-- Begin Information provided --

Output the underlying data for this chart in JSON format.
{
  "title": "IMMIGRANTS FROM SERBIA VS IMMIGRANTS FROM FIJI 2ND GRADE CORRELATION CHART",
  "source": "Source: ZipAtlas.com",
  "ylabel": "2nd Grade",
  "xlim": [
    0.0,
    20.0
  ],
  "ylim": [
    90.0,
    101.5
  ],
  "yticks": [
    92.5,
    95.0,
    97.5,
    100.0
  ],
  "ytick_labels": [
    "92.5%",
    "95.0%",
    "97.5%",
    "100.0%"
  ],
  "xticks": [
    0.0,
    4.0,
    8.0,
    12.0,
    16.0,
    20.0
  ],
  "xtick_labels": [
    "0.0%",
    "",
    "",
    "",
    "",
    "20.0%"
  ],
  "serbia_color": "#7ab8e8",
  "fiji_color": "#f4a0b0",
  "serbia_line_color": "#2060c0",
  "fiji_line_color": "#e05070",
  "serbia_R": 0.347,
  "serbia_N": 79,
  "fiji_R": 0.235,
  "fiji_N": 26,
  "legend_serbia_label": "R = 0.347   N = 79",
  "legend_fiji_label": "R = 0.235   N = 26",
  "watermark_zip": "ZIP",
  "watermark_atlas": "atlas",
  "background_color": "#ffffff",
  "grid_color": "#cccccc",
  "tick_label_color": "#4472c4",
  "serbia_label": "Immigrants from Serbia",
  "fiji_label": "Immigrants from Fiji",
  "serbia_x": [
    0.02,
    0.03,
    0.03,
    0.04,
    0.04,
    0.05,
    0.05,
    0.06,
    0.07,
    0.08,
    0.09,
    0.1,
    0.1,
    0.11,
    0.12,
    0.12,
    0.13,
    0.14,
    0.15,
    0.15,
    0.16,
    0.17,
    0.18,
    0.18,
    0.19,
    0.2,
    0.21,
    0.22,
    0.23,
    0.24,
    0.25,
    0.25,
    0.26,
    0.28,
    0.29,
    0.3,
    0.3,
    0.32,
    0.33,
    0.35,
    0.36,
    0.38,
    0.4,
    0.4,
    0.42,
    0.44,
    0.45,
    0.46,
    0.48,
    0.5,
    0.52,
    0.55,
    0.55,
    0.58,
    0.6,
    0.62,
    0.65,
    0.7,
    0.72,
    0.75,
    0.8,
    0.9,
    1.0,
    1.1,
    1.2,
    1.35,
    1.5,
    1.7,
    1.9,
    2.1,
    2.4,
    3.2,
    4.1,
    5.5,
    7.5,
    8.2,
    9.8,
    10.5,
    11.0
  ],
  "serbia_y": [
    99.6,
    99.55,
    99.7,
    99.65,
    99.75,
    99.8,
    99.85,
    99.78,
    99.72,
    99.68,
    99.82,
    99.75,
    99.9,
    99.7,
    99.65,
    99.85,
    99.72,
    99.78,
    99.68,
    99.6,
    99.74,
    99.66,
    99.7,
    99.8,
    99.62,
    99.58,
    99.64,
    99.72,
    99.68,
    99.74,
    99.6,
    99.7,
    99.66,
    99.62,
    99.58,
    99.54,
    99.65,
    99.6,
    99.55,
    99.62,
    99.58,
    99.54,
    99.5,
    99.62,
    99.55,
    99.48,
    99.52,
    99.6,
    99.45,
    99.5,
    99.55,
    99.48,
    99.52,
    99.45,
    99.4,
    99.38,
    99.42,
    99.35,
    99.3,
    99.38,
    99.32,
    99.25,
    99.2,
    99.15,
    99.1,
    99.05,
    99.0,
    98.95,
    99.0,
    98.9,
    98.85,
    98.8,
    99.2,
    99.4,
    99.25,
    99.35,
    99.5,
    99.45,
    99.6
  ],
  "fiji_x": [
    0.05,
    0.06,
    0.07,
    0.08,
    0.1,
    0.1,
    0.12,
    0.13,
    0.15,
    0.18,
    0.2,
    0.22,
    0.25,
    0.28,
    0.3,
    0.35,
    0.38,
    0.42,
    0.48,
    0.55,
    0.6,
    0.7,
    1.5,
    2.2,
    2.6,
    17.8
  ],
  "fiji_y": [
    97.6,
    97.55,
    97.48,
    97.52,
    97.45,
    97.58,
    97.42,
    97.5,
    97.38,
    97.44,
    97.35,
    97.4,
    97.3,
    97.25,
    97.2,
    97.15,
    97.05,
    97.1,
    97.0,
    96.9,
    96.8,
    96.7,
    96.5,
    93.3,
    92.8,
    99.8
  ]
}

-- End Information provided --

* _What is needed_
Transcribe the data above in full, exactly.

* _Answer to the task_
Output the underlying data for this chart in JSON format.
{
  "title": "IMMIGRANTS FROM SERBIA VS IMMIGRANTS FROM FIJI 2ND GRADE CORRELATION CHART",
  "source": "Source: ZipAtlas.com",
  "ylabel": "2nd Grade",
  "xlim": [
    0.0,
    20.0
  ],
  "ylim": [
    90.0,
    101.5
  ],
  "yticks": [
    92.5,
    95.0,
    97.5,
    100.0
  ],
  "ytick_labels": [
    "92.5%",
    "95.0%",
    "97.5%",
    "100.0%"
  ],
  "xticks": [
    0.0,
    4.0,
    8.0,
    12.0,
    16.0,
    20.0
  ],
  "xtick_labels": [
    "0.0%",
    "",
    "",
    "",
    "",
    "20.0%"
  ],
  "serbia_color": "#7ab8e8",
  "fiji_color": "#f4a0b0",
  "serbia_line_color": "#2060c0",
  "fiji_line_color": "#e05070",
  "serbia_R": 0.347,
  "serbia_N": 79,
  "fiji_R": 0.235,
  "fiji_N": 26,
  "legend_serbia_label": "R = 0.347   N = 79",
  "legend_fiji_label": "R = 0.235   N = 26",
  "watermark_zip": "ZIP",
  "watermark_atlas": "atlas",
  "background_color": "#ffffff",
  "grid_color": "#cccccc",
  "tick_label_color": "#4472c4",
  "serbia_label": "Immigrants from Serbia",
  "fiji_label": "Immigrants from Fiji",
  "serbia_x": [
    0.02,
    0.03,
    0.03,
    0.04,
    0.04,
    0.05,
    0.05,
    0.06,
    0.07,
    0.08,
    0.09,
    0.1,
    0.1,
    0.11,
    0.12,
    0.12,
    0.13,
    0.14,
    0.15,
    0.15,
    0.16,
    0.17,
    0.18,
    0.18,
    0.19,
    0.2,
    0.21,
    0.22,
    0.23,
    0.24,
    0.25,
    0.25,
    0.26,
    0.28,
    0.29,
    0.3,
    0.3,
    0.32,
    0.33,
    0.35,
    0.36,
    0.38,
    0.4,
    0.4,
    0.42,
    0.44,
    0.45,
    0.46,
    0.48,
    0.5,
    0.52,
    0.55,
    0.55,
    0.58,
    0.6,
    0.62,
    0.65,
    0.7,
    0.72,
    0.75,
    0.8,
    0.9,
    1.0,
    1.1,
    1.2,
    1.35,
    1.5,
    1.7,
    1.9,
    2.1,
    2.4,
    3.2,
    4.1,
    5.5,
    7.5,
    8.2,
    9.8,
    10.5,
    11.0
  ],
  "serbia_y": [
    99.6,
    99.55,
    99.7,
    99.65,
    99.75,
    99.8,
    99.85,
    99.78,
    99.72,
    99.68,
    99.82,
    99.75,
    99.9,
    99.7,
    99.65,
    99.85,
    99.72,
    99.78,
    99.68,
    99.6,
    99.74,
    99.66,
    99.7,
    99.8,
    99.62,
    99.58,
    99.64,
    99.72,
    99.68,
    99.74,
    99.6,
    99.7,
    99.66,
    99.62,
    99.58,
    99.54,
    99.65,
    99.6,
    99.55,
    99.62,
    99.58,
    99.54,
    99.5,
    99.62,
    99.55,
    99.48,
    99.52,
    99.6,
    99.45,
    99.5,
    99.55,
    99.48,
    99.52,
    99.45,
    99.4,
    99.38,
    99.42,
    99.35,
    99.3,
    99.38,
    99.32,
    99.25,
    99.2,
    99.15,
    99.1,
    99.05,
    99.0,
    98.95,
    99.0,
    98.9,
    98.85,
    98.8,
    99.2,
    99.4,
    99.25,
    99.35,
    99.5,
    99.45,
    99.6
  ],
  "fiji_x": [
    0.05,
    0.06,
    0.07,
    0.08,
    0.1,
    0.1,
    0.12,
    0.13,
    0.15,
    0.18,
    0.2,
    0.22,
    0.25,
    0.28,
    0.3,
    0.35,
    0.38,
    0.42,
    0.48,
    0.55,
    0.6,
    0.7,
    1.5,
    2.2,
    2.6,
    17.8
  ],
  "fiji_y": [
    97.6,
    97.55,
    97.48,
    97.52,
    97.45,
    97.58,
    97.42,
    97.5,
    97.38,
    97.44,
    97.35,
    97.4,
    97.3,
    97.25,
    97.2,
    97.15,
    97.05,
    97.1,
    97.0,
    96.9,
    96.8,
    96.7,
    96.5,
    93.3,
    92.8,
    99.8
  ]
}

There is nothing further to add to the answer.